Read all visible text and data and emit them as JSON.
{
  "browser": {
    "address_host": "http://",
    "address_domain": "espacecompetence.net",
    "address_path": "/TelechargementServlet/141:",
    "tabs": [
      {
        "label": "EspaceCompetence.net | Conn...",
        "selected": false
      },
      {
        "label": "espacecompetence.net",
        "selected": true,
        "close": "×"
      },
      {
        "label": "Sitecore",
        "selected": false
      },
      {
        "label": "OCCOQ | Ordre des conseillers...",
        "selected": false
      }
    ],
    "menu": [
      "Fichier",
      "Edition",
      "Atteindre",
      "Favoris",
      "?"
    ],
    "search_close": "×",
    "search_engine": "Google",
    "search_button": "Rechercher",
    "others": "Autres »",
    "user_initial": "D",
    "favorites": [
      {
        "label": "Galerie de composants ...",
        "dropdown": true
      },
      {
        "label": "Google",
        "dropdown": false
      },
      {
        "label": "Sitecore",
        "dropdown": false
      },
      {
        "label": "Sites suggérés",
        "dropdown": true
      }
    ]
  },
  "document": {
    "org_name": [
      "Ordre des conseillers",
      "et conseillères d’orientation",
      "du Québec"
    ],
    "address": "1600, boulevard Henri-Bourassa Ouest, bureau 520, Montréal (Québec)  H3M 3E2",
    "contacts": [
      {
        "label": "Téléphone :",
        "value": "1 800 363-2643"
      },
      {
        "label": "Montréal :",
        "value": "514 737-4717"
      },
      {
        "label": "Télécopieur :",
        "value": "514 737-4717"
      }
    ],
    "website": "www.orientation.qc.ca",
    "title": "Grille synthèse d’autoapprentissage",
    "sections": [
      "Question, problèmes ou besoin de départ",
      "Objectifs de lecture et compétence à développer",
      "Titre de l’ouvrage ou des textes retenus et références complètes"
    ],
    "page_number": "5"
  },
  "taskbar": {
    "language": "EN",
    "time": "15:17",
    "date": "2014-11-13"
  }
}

EXERCISE BRIEF
Look through the data above. Copy every line with the string "Québec" in it.

RESULT
      "du Québec"
    "address": "1600, boulevard Henri-Bourassa Ouest, bureau 520, Montréal (Québec)  H3M 3E2",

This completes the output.